[BEGIN]
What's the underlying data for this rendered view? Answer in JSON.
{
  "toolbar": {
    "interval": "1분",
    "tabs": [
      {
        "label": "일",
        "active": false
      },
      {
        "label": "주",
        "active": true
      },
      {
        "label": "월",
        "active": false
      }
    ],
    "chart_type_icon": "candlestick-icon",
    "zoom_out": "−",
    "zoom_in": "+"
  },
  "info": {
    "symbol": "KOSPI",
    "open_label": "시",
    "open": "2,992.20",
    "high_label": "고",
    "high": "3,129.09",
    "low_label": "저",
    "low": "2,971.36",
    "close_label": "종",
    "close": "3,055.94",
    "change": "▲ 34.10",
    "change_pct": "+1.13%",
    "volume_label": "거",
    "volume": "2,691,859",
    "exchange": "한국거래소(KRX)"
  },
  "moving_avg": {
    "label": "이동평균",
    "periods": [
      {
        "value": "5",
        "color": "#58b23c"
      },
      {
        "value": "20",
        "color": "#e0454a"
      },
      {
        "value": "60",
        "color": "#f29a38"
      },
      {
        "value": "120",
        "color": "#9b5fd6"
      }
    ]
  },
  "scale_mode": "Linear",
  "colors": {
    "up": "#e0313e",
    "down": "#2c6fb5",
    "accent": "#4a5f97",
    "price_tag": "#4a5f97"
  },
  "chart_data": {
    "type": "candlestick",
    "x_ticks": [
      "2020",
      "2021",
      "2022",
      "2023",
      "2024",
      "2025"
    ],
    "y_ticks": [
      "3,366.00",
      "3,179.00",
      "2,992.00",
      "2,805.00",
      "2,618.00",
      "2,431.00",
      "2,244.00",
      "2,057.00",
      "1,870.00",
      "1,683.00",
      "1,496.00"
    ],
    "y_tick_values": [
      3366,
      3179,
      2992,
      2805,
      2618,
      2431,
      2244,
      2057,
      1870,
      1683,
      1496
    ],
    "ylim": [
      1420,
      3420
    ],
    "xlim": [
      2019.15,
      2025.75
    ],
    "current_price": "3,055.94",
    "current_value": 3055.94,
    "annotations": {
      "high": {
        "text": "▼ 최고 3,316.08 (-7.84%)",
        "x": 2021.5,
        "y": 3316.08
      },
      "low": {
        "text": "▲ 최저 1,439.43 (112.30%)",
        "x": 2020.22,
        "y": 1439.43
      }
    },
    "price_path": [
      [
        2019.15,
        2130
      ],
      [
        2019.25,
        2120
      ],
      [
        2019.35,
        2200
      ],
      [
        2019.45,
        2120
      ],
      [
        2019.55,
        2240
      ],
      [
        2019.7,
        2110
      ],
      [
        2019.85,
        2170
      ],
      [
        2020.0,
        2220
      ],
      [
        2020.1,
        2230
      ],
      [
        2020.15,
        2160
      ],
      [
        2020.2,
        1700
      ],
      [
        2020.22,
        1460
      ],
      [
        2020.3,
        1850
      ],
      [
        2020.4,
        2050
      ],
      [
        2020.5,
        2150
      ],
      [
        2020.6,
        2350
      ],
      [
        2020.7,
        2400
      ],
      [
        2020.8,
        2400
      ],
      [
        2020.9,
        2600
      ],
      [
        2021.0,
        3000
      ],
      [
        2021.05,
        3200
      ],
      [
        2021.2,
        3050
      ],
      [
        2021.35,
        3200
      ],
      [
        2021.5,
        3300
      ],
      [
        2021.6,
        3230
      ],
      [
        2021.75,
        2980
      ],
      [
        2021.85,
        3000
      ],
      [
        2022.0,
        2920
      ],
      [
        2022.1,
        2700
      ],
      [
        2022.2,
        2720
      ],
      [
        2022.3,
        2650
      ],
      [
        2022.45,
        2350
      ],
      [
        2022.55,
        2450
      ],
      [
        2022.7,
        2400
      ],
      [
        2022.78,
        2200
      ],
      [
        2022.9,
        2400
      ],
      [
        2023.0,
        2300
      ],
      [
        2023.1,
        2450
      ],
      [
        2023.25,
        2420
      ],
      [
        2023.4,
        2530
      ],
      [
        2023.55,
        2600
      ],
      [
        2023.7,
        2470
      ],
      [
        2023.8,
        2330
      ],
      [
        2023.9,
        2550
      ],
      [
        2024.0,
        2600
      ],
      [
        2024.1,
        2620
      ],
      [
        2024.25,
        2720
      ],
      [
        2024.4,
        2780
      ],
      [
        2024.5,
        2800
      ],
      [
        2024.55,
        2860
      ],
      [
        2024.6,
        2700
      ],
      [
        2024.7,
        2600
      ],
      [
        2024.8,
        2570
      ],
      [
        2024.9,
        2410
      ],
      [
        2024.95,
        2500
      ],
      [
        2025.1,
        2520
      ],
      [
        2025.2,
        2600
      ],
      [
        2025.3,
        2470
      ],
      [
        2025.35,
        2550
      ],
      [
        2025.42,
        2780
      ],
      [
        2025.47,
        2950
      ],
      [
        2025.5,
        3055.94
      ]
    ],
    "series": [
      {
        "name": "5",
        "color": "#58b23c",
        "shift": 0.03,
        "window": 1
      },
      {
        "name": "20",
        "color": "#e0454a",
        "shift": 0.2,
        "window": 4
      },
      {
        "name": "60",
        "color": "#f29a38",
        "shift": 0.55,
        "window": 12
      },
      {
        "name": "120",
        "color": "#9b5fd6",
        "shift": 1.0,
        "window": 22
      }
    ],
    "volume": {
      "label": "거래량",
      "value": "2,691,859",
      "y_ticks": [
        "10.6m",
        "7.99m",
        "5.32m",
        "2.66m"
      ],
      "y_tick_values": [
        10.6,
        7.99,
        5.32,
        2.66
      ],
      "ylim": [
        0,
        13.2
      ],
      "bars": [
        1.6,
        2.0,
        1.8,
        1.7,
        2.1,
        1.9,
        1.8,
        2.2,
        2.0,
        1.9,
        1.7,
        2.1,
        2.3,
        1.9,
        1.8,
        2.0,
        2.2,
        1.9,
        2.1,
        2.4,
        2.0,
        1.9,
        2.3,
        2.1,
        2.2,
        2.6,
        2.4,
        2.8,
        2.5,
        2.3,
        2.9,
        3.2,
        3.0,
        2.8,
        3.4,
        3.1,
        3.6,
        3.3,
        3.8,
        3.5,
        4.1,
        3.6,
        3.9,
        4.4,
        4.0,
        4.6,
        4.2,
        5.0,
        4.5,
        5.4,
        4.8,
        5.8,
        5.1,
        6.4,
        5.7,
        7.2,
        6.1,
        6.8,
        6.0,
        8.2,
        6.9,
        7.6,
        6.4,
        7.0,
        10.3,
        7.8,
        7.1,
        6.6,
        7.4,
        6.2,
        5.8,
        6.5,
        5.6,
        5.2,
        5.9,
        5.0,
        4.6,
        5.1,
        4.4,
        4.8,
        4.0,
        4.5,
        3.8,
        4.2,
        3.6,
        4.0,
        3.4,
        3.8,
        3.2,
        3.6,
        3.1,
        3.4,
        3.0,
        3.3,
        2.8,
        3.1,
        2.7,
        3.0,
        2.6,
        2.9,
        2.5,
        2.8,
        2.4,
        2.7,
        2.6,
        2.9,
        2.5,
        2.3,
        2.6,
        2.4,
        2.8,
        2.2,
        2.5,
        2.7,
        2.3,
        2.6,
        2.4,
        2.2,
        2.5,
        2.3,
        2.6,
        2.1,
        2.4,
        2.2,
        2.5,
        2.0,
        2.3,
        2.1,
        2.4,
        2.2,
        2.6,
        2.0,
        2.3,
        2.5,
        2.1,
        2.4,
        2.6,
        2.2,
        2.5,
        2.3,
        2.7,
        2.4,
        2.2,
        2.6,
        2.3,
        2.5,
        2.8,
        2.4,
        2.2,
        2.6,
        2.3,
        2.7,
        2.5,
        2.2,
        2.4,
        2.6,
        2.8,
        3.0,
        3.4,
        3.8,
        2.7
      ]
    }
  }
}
[END]
Problem: Quote each line above in full, word for word.

Solution for this problem:
What's the underlying data for this rendered view? Answer in JSON.
{
  "toolbar": {
    "interval": "1분",
    "tabs": [
      {
        "label": "일",
        "active": false
      },
      {
        "label": "주",
        "active": true
      },
      {
        "label": "월",
        "active": false
      }
    ],
    "chart_type_icon": "candlestick-icon",
    "zoom_out": "−",
    "zoom_in": "+"
  },
  "info": {
    "symbol": "KOSPI",
    "open_label": "시",
    "open": "2,992.20",
    "high_label": "고",
    "high": "3,129.09",
    "low_label": "저",
    "low": "2,971.36",
    "close_label": "종",
    "close": "3,055.94",
    "change": "▲ 34.10",
    "change_pct": "+1.13%",
    "volume_label": "거",
    "volume": "2,691,859",
    "exchange": "한국거래소(KRX)"
  },
  "moving_avg": {
    "label": "이동평균",
    "periods": [
      {
        "value": "5",
        "color": "#58b23c"
      },
      {
        "value": "20",
        "color": "#e0454a"
      },
      {
        "value": "60",
        "color": "#f29a38"
      },
      {
        "value": "120",
        "color": "#9b5fd6"
      }
    ]
  },
  "scale_mode": "Linear",
  "colors": {
    "up": "#e0313e",
    "down": "#2c6fb5",
    "accent": "#4a5f97",
    "price_tag": "#4a5f97"
  },
  "chart_data": {
    "type": "candlestick",
    "x_ticks": [
      "2020",
      "2021",
      "2022",
      "2023",
      "2024",
      "2025"
    ],
    "y_ticks": [
      "3,366.00",
      "3,179.00",
      "2,992.00",
      "2,805.00",
      "2,618.00",
      "2,431.00",
      "2,244.00",
      "2,057.00",
      "1,870.00",
      "1,683.00",
      "1,496.00"
    ],
    "y_tick_values": [
      3366,
      3179,
      2992,
      2805,
      2618,
      2431,
      2244,
      2057,
      1870,
      1683,
      1496
    ],
    "ylim": [
      1420,
      3420
    ],
    "xlim": [
      2019.15,
      2025.75
    ],
    "current_price": "3,055.94",
    "current_value": 3055.94,
    "annotations": {
      "high": {
        "text": "▼ 최고 3,316.08 (-7.84%)",
        "x": 2021.5,
        "y": 3316.08
      },
      "low": {
        "text": "▲ 최저 1,439.43 (112.30%)",
        "x": 2020.22,
        "y": 1439.43
      }
    },
    "price_path": [
      [
        2019.15,
        2130
      ],
      [
        2019.25,
        2120
      ],
      [
        2019.35,
        2200
      ],
      [
        2019.45,
        2120
      ],
      [
        2019.55,
        2240
      ],
      [
        2019.7,
        2110
      ],
      [
        2019.85,
        2170
      ],
      [
        2020.0,
        2220
      ],
      [
        2020.1,
        2230
      ],
      [
        2020.15,
        2160
      ],
      [
        2020.2,
        1700
      ],
      [
        2020.22,
        1460
      ],
      [
        2020.3,
        1850
      ],
      [
        2020.4,
        2050
      ],
      [
        2020.5,
        2150
      ],
      [
        2020.6,
        2350
      ],
      [
        2020.7,
        2400
      ],
      [
        2020.8,
        2400
      ],
      [
        2020.9,
        2600
      ],
      [
        2021.0,
        3000
      ],
      [
        2021.05,
        3200
      ],
      [
        2021.2,
        3050
      ],
      [
        2021.35,
        3200
      ],
      [
        2021.5,
        3300
      ],
      [
        2021.6,
        3230
      ],
      [
        2021.75,
        2980
      ],
      [
        2021.85,
        3000
      ],
      [
        2022.0,
        2920
      ],
      [
        2022.1,
        2700
      ],
      [
        2022.2,
        2720
      ],
      [
        2022.3,
        2650
      ],
      [
        2022.45,
        2350
      ],
      [
        2022.55,
        2450
      ],
      [
        2022.7,
        2400
      ],
      [
        2022.78,
        2200
      ],
      [
        2022.9,
        2400
      ],
      [
        2023.0,
        2300
      ],
      [
        2023.1,
        2450
      ],
      [
        2023.25,
        2420
      ],
      [
        2023.4,
        2530
      ],
      [
        2023.55,
        2600
      ],
      [
        2023.7,
        2470
      ],
      [
        2023.8,
        2330
      ],
      [
        2023.9,
        2550
      ],
      [
        2024.0,
        2600
      ],
      [
        2024.1,
        2620
      ],
      [
        2024.25,
        2720
      ],
      [
        2024.4,
        2780
      ],
      [
        2024.5,
        2800
      ],
      [
        2024.55,
        2860
      ],
      [
        2024.6,
        2700
      ],
      [
        2024.7,
        2600
      ],
      [
        2024.8,
        2570
      ],
      [
        2024.9,
        2410
      ],
      [
        2024.95,
        2500
      ],
      [
        2025.1,
        2520
      ],
      [
        2025.2,
        2600
      ],
      [
        2025.3,
        2470
      ],
      [
        2025.35,
        2550
      ],
      [
        2025.42,
        2780
      ],
      [
        2025.47,
        2950
      ],
      [
        2025.5,
        3055.94
      ]
    ],
    "series": [
      {
        "name": "5",
        "color": "#58b23c",
        "shift": 0.03,
        "window": 1
      },
      {
        "name": "20",
        "color": "#e0454a",
        "shift": 0.2,
        "window": 4
      },
      {
        "name": "60",
        "color": "#f29a38",
        "shift": 0.55,
        "window": 12
      },
      {
        "name": "120",
        "color": "#9b5fd6",
        "shift": 1.0,
        "window": 22
      }
    ],
    "volume": {
      "label": "거래량",
      "value": "2,691,859",
      "y_ticks": [
        "10.6m",
        "7.99m",
        "5.32m",
        "2.66m"
      ],
      "y_tick_values": [
        10.6,
        7.99,
        5.32,
        2.66
      ],
      "ylim": [
        0,
        13.2
      ],
      "bars": [
        1.6,
        2.0,
        1.8,
        1.7,
        2.1,
        1.9,
        1.8,
        2.2,
        2.0,
        1.9,
        1.7,
        2.1,
        2.3,
        1.9,
        1.8,
        2.0,
        2.2,
        1.9,
        2.1,
        2.4,
        2.0,
        1.9,
        2.3,
        2.1,
        2.2,
        2.6,
        2.4,
        2.8,
        2.5,
        2.3,
        2.9,
        3.2,
        3.0,
        2.8,
        3.4,
        3.1,
        3.6,
        3.3,
        3.8,
        3.5,
        4.1,
        3.6,
        3.9,
        4.4,
        4.0,
        4.6,
        4.2,
        5.0,
        4.5,
        5.4,
        4.8,
        5.8,
        5.1,
        6.4,
        5.7,
        7.2,
        6.1,
        6.8,
        6.0,
        8.2,
        6.9,
        7.6,
        6.4,
        7.0,
        10.3,
        7.8,
        7.1,
        6.6,
        7.4,
        6.2,
        5.8,
        6.5,
        5.6,
        5.2,
        5.9,
        5.0,
        4.6,
        5.1,
        4.4,
        4.8,
        4.0,
        4.5,
        3.8,
        4.2,
        3.6,
        4.0,
        3.4,
        3.8,
        3.2,
        3.6,
        3.1,
        3.4,
        3.0,
        3.3,
        2.8,
        3.1,
        2.7,
        3.0,
        2.6,
        2.9,
        2.5,
        2.8,
        2.4,
        2.7,
        2.6,
        2.9,
        2.5,
        2.3,
        2.6,
        2.4,
        2.8,
        2.2,
        2.5,
        2.7,
        2.3,
        2.6,
        2.4,
        2.2,
        2.5,
        2.3,
        2.6,
        2.1,
        2.4,
        2.2,
        2.5,
        2.0,
        2.3,
        2.1,
        2.4,
        2.2,
        2.6,
        2.0,
        2.3,
        2.5,
        2.1,
        2.4,
        2.6,
        2.2,
        2.5,
        2.3,
        2.7,
        2.4,
        2.2,
        2.6,
        2.3,
        2.5,
        2.8,
        2.4,
        2.2,
        2.6,
        2.3,
        2.7,
        2.5,
        2.2,
        2.4,
        2.6,
        2.8,
        3.0,
        3.4,
        3.8,
        2.7
      ]
    }
  }
}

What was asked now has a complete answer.